- TASK OBJECTIVE: Note each line of the listing that contains the string "worden", and copy it.

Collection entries
************
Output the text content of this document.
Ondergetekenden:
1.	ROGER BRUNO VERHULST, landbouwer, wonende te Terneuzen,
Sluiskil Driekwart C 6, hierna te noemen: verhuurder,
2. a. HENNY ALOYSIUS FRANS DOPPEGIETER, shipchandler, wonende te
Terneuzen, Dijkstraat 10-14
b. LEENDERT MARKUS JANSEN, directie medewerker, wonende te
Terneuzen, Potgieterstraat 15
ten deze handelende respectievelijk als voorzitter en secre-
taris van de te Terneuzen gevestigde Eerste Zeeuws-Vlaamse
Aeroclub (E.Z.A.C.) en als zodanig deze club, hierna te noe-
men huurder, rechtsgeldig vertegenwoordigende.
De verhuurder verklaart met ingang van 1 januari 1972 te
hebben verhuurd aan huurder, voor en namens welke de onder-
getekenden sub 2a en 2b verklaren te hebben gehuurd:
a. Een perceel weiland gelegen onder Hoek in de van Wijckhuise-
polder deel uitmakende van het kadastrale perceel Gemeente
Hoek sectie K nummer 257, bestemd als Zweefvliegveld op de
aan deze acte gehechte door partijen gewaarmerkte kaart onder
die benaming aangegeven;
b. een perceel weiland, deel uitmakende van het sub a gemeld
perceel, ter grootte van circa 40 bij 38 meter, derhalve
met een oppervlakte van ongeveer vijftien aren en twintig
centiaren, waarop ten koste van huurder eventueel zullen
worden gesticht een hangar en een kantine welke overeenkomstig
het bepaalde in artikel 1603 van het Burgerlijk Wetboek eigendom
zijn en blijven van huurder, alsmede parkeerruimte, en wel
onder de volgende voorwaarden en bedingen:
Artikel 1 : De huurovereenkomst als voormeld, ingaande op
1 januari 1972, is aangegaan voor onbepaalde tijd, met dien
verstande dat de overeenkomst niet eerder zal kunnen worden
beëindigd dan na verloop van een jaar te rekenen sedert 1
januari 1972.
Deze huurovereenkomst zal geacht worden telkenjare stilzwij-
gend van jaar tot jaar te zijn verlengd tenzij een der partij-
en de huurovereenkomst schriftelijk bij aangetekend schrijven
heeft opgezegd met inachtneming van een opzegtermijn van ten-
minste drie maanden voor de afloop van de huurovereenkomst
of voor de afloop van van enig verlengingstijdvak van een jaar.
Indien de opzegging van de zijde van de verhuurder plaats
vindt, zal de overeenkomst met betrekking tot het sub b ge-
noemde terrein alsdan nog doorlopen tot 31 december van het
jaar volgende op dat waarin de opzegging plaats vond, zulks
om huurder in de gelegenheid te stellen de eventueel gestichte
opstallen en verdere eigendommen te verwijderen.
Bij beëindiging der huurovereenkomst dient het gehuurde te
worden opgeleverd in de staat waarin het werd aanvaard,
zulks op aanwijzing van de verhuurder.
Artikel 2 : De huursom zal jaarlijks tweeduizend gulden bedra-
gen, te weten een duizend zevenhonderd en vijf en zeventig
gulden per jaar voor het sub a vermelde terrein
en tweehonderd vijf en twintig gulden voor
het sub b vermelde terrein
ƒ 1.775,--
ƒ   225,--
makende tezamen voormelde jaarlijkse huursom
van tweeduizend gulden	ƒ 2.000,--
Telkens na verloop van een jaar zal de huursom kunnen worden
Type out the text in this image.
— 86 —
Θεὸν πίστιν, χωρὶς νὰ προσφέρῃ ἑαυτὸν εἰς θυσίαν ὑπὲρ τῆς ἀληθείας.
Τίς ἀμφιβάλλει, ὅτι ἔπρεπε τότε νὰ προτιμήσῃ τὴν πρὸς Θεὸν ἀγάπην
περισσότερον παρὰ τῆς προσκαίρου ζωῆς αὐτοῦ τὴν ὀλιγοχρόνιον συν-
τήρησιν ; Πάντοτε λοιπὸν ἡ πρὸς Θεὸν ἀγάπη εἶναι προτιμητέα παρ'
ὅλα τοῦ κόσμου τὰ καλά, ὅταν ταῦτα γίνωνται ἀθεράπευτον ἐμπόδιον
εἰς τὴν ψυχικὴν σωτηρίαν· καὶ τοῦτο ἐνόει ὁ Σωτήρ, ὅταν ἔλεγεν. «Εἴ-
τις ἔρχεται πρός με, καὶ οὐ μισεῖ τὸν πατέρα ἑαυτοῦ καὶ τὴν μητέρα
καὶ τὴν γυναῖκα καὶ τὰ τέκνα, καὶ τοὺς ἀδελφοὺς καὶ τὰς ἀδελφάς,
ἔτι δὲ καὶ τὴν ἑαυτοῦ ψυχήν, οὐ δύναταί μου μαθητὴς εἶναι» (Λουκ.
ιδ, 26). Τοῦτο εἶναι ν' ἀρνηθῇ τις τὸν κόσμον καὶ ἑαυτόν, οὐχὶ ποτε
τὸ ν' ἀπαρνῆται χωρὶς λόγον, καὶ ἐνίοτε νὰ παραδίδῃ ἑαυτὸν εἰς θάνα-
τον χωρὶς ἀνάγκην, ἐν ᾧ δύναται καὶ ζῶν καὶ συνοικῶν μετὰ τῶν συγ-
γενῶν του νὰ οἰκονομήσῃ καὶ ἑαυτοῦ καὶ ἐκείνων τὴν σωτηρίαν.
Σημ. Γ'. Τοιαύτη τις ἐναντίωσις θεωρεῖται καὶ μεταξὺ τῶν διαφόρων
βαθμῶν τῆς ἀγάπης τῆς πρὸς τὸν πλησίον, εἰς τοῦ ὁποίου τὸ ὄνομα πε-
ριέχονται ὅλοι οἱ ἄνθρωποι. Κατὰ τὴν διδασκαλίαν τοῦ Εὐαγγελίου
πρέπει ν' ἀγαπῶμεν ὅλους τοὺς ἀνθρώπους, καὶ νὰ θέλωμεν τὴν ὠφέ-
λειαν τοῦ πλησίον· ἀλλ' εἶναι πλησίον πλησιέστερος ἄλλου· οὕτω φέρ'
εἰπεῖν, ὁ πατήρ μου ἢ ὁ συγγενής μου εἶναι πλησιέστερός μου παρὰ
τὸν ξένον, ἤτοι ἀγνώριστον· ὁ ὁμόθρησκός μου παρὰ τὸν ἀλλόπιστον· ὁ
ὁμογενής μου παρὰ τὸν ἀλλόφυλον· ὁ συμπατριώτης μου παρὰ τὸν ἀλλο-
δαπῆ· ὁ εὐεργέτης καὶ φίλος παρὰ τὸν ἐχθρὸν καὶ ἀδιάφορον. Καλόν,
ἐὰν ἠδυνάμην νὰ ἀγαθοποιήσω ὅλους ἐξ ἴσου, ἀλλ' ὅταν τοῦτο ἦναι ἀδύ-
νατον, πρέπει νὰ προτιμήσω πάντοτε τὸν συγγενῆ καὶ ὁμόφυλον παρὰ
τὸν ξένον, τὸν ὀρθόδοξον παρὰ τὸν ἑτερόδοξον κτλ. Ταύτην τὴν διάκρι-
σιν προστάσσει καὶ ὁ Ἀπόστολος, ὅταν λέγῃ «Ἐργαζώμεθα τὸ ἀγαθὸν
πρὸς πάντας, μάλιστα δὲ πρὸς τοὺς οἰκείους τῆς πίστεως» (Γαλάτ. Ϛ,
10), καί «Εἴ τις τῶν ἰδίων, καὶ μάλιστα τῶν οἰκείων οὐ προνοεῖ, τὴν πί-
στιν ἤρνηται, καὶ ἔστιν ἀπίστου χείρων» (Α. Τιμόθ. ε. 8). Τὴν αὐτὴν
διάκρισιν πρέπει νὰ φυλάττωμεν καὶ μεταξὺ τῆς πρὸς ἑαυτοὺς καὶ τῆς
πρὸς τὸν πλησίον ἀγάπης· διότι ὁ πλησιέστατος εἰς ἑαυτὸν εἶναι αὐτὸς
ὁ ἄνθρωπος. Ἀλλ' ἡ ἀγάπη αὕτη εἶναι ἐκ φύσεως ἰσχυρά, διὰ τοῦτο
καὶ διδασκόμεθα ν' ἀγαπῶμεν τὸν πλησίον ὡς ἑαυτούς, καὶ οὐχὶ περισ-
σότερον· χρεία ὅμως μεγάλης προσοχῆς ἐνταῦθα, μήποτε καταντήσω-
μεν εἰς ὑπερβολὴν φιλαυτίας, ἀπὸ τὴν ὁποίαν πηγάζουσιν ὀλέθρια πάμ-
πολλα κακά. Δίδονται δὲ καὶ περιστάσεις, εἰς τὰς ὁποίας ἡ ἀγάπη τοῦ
************
- REPLY TO THE EXERCISE:
worden gesticht een hangar en een kantine welke overeenkomstig
verstande dat de overeenkomst niet eerder zal kunnen worden
Deze huurovereenkomst zal geacht worden telkenjare stilzwij-
worden opgeleverd in de staat waarin het werd aanvaard,
Telkens na verloop van een jaar zal de huursom kunnen worden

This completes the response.